▸ **Aim**:
Copy each line containing the word "软件和信息技术服务业" from the records that follow, please.

▸ **Stored records**:
------------------------------------

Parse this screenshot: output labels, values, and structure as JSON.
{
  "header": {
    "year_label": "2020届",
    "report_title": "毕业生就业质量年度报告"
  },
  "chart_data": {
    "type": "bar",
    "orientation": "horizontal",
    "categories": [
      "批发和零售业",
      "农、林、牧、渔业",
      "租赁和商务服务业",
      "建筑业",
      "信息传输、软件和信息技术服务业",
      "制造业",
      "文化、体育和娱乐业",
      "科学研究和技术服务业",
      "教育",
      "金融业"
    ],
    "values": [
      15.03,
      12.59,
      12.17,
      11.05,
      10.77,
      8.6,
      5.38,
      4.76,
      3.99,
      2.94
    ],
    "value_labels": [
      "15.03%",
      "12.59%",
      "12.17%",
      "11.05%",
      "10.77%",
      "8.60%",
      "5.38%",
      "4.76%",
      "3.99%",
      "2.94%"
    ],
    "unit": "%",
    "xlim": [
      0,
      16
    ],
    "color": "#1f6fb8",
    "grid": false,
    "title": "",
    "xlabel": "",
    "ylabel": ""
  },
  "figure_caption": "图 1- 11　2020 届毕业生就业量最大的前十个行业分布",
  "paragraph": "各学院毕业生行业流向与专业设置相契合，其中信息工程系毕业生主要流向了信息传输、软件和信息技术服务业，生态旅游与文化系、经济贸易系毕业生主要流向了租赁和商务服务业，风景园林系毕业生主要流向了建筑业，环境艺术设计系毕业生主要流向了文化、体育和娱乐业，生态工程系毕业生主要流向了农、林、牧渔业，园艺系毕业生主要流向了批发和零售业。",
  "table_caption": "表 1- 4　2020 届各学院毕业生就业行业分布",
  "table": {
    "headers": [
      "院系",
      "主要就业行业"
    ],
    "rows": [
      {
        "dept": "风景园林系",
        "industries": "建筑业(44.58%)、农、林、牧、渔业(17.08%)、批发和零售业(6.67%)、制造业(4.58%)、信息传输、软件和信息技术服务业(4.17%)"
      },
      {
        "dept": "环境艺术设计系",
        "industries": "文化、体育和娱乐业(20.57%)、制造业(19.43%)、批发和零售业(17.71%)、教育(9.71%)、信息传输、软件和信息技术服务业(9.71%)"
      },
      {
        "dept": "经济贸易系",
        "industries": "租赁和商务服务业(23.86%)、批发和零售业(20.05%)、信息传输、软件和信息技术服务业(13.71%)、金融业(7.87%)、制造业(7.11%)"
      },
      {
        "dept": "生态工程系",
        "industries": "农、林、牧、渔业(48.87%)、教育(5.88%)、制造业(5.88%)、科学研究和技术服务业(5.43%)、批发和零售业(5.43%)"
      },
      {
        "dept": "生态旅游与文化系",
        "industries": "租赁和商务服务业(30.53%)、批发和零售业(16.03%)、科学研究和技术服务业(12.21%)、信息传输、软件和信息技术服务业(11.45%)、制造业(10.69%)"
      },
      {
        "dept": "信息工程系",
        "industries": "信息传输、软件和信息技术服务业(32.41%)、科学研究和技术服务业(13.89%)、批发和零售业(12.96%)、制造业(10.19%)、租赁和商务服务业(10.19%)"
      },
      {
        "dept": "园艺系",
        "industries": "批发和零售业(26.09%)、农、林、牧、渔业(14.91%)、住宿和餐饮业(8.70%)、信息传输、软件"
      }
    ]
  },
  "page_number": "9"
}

------------------------------------

▸ **Response below**:
      "信息传输、软件和信息技术服务业",
  "paragraph": "各学院毕业生行业流向与专业设置相契合，其中信息工程系毕业生主要流向了信息传输、软件和信息技术服务业，生态旅游与文化系、经济贸易系毕业生主要流向了租赁和商务服务业，风景园林系毕业生主要流向了建筑业，环境艺术设计系毕业生主要流向了文化、体育和娱乐业，生态工程系毕业生主要流向了农、林、牧渔业，园艺系毕业生主要流向了批发和零售业。",
        "industries": "建筑业(44.58%)、农、林、牧、渔业(17.08%)、批发和零售业(6.67%)、制造业(4.58%)、信息传输、软件和信息技术服务业(4.17%)"
        "industries": "文化、体育和娱乐业(20.57%)、制造业(19.43%)、批发和零售业(17.71%)、教育(9.71%)、信息传输、软件和信息技术服务业(9.71%)"
        "industries": "租赁和商务服务业(23.86%)、批发和零售业(20.05%)、信息传输、软件和信息技术服务业(13.71%)、金融业(7.87%)、制造业(7.11%)"
        "industries": "租赁和商务服务业(30.53%)、批发和零售业(16.03%)、科学研究和技术服务业(12.21%)、信息传输、软件和信息技术服务业(11.45%)、制造业(10.69%)"
        "industries": "信息传输、软件和信息技术服务业(32.41%)、科学研究和技术服务业(13.89%)、批发和零售业(12.96%)、制造业(10.19%)、租赁和商务服务业(10.19%)"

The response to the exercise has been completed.